Figure content listings:
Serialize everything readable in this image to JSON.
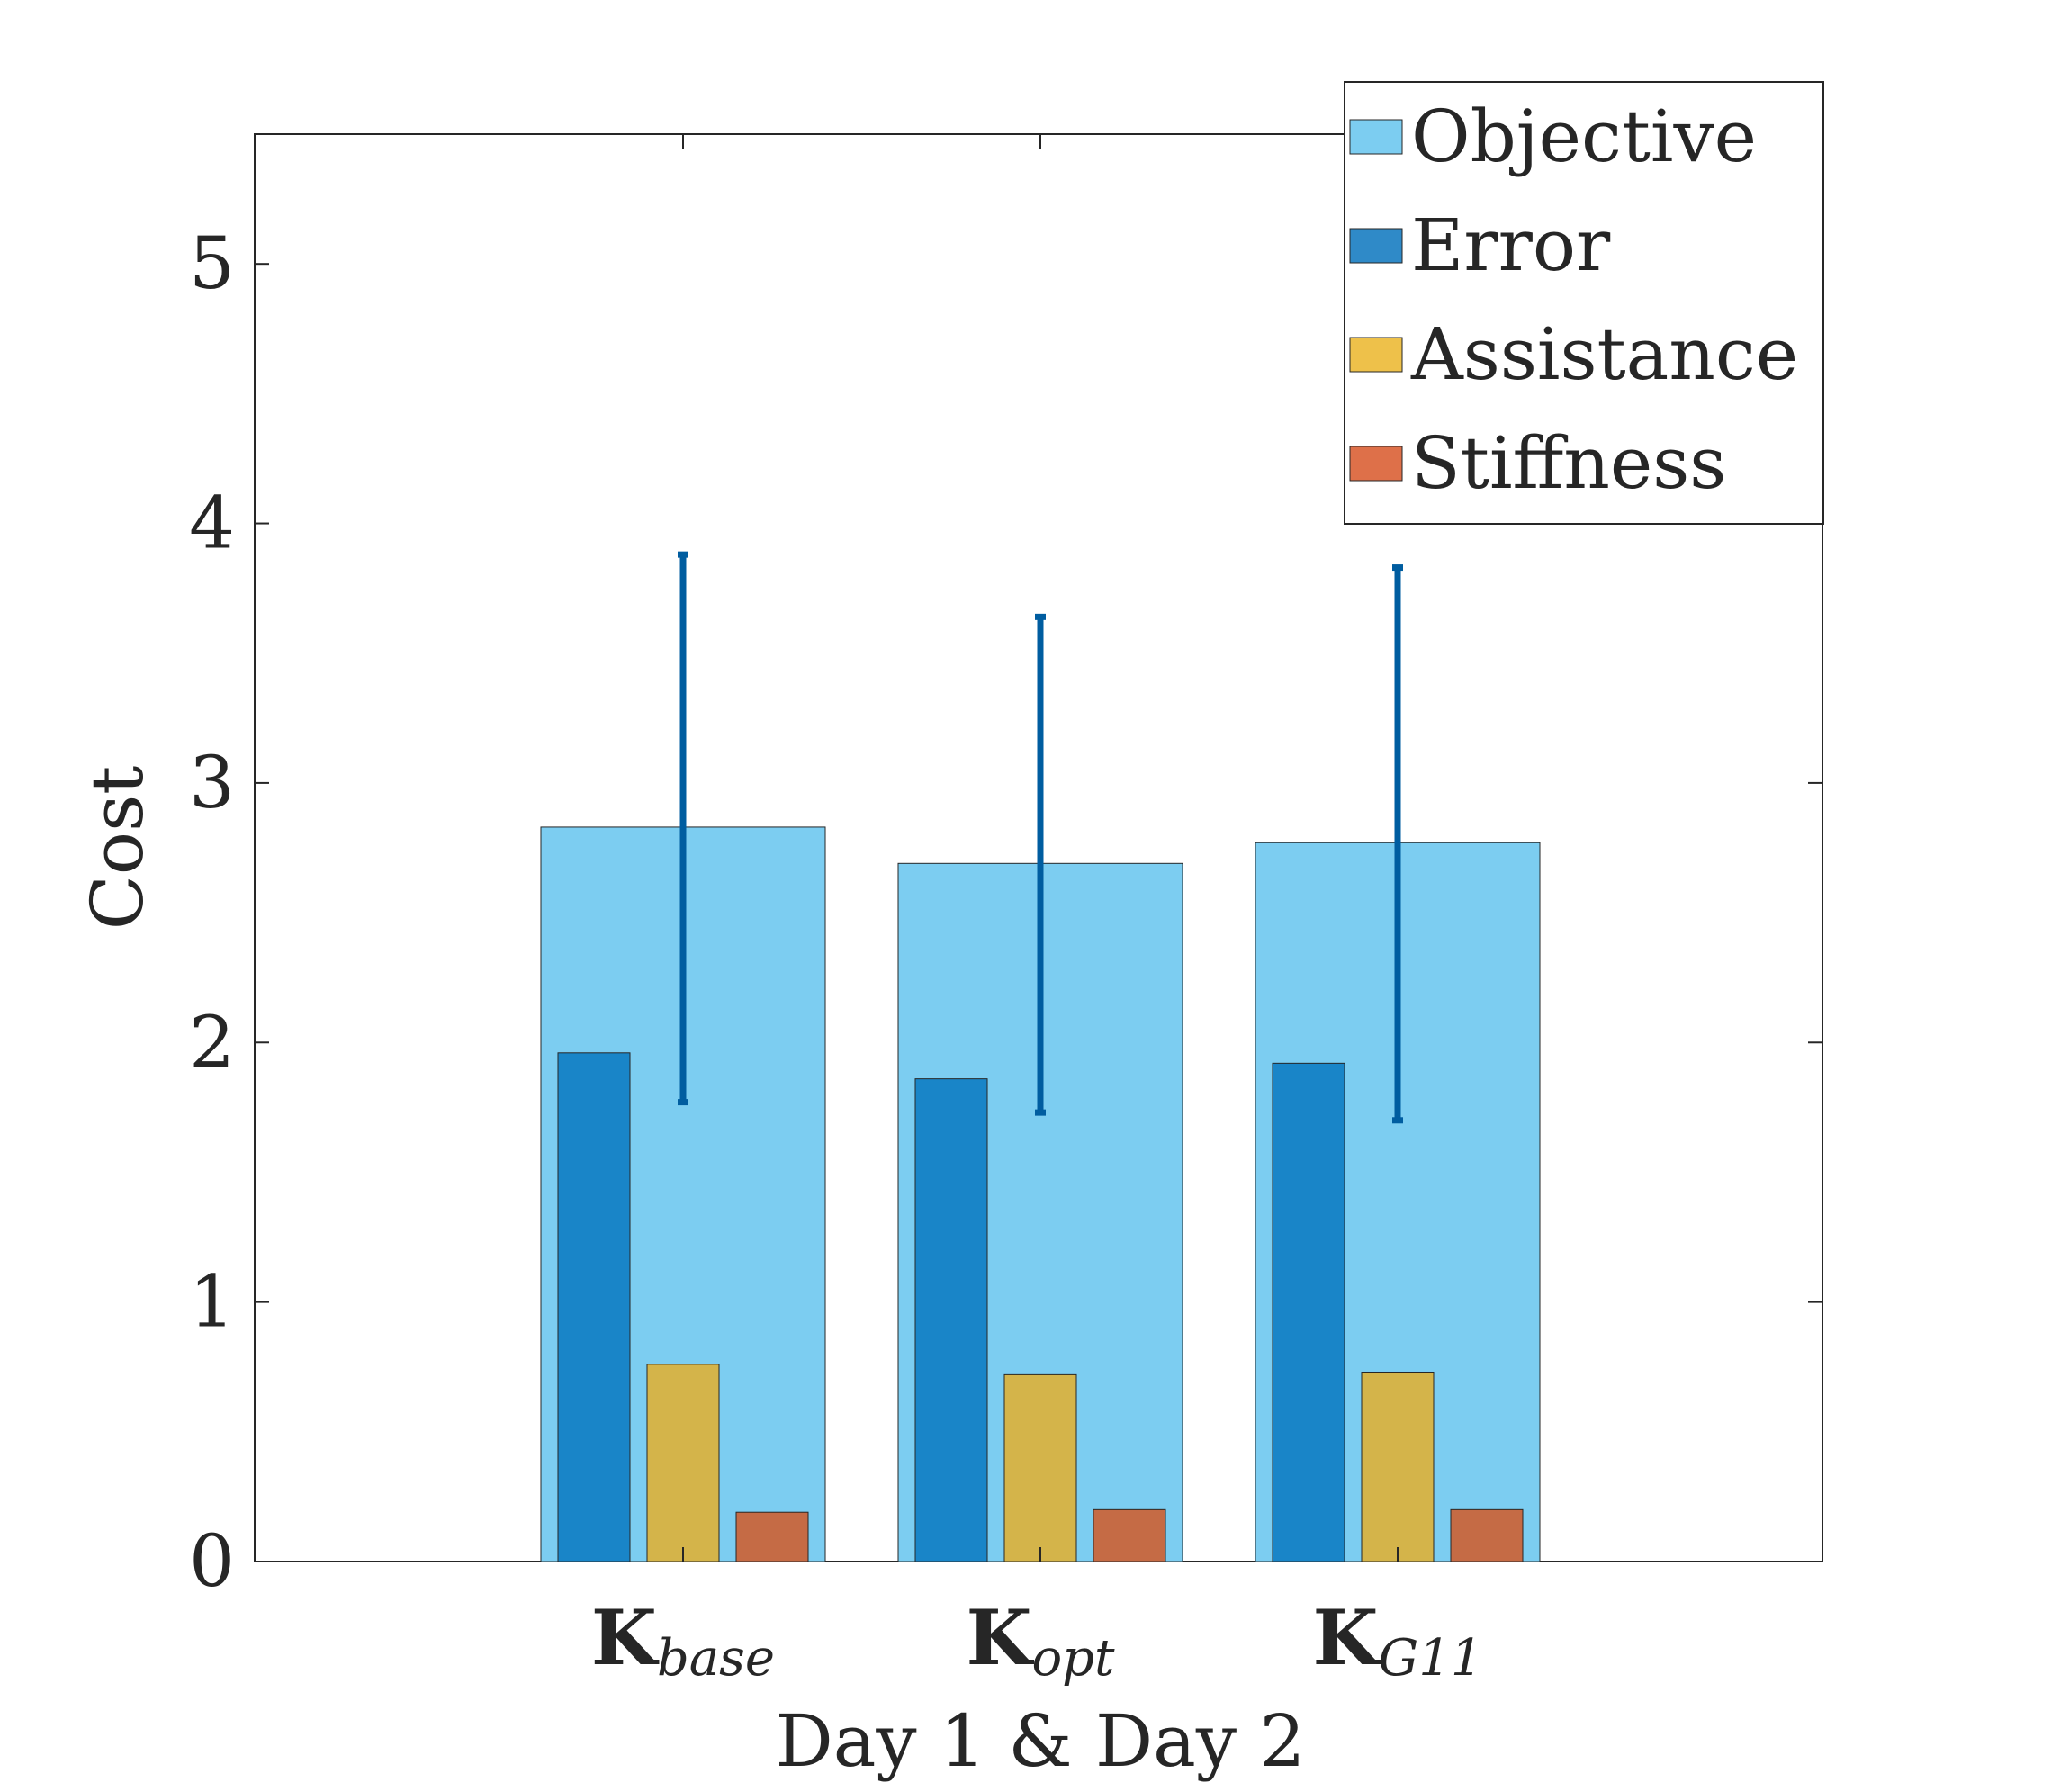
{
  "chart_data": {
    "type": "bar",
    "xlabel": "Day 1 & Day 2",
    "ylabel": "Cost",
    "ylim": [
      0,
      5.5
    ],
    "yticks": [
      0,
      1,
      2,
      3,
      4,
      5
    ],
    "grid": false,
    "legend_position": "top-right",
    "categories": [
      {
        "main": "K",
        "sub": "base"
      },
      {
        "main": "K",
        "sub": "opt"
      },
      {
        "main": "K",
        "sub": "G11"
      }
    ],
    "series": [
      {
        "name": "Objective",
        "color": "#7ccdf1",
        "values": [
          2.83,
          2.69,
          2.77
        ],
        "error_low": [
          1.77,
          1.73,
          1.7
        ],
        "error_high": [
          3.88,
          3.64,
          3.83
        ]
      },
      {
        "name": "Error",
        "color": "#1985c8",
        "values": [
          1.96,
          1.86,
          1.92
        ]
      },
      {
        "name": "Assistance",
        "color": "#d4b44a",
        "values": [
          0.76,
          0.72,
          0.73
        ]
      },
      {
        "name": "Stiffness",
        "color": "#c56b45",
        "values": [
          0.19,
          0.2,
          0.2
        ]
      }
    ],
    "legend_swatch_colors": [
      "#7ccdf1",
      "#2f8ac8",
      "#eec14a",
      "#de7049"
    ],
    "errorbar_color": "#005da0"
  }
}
...
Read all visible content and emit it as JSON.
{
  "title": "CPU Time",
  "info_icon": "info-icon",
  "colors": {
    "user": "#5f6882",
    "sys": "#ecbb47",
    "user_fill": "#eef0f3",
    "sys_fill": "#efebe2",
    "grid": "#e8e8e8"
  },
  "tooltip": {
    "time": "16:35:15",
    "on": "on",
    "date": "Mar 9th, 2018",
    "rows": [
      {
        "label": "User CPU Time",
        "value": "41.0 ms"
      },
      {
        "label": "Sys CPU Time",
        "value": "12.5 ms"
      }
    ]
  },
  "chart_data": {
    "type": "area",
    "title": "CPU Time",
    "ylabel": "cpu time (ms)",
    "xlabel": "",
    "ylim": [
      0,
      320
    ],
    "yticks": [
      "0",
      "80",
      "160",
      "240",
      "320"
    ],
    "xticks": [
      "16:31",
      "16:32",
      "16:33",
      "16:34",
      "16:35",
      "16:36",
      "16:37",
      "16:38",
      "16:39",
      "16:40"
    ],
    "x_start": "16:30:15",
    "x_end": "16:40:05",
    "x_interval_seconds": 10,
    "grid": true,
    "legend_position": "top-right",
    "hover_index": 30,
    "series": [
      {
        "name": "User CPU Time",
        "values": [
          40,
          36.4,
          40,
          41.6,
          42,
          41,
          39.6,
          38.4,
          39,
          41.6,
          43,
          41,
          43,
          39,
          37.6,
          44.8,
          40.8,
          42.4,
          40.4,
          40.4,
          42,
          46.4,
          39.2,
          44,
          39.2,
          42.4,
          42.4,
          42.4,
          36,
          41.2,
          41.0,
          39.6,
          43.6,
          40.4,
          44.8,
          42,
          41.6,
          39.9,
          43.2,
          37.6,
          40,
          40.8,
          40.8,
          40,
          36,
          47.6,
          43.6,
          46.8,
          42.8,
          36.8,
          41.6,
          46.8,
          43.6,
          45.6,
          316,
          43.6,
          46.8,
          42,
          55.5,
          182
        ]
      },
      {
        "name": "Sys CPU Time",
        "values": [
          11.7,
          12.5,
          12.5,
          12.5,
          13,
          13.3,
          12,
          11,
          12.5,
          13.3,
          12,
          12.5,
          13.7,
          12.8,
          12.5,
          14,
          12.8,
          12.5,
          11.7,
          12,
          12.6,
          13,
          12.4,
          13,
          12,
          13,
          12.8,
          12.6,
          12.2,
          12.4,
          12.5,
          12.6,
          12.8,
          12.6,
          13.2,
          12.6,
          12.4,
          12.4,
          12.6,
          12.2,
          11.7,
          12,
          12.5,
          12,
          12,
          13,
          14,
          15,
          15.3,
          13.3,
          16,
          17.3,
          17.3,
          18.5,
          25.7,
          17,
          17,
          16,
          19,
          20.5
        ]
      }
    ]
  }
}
...
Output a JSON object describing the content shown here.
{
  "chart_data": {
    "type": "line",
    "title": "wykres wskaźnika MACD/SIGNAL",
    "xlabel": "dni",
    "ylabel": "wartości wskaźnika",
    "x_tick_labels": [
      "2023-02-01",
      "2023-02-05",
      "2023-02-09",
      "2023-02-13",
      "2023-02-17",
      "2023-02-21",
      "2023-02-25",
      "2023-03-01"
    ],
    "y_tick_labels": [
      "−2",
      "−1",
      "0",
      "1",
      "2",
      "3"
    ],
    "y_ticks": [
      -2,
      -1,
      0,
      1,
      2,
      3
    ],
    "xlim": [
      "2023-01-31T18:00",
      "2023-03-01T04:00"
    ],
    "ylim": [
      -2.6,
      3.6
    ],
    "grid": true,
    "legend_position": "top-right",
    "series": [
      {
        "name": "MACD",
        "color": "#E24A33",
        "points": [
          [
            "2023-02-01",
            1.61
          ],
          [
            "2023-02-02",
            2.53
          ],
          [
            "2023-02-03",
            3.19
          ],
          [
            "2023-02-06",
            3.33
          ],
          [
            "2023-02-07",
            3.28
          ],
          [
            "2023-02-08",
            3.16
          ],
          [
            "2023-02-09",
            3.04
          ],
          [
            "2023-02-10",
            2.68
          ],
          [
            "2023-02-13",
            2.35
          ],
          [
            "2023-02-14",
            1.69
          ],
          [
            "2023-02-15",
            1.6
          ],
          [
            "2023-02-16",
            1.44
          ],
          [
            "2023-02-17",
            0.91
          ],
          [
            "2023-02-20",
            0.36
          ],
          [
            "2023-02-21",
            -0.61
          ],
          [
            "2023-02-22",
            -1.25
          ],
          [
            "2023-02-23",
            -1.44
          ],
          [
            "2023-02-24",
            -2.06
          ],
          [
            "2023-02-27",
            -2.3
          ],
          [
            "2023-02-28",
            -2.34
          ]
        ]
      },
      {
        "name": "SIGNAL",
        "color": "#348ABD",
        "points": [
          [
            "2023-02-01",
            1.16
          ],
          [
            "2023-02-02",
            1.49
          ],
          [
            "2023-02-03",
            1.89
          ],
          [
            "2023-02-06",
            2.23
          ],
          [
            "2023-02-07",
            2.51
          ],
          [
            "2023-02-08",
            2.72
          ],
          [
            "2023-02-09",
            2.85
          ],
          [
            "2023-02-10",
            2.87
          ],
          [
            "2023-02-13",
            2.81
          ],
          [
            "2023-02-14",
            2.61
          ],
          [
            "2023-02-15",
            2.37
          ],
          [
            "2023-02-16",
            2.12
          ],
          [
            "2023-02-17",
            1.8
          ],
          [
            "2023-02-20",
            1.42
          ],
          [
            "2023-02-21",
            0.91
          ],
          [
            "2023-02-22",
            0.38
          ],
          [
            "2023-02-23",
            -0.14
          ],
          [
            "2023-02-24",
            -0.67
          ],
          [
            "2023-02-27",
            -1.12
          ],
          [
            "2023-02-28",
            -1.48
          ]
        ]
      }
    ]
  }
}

Given instruction: From the data above, count the lines where "ylabel" occurs and give that figure and nothing else.

Answer to this exercise: 3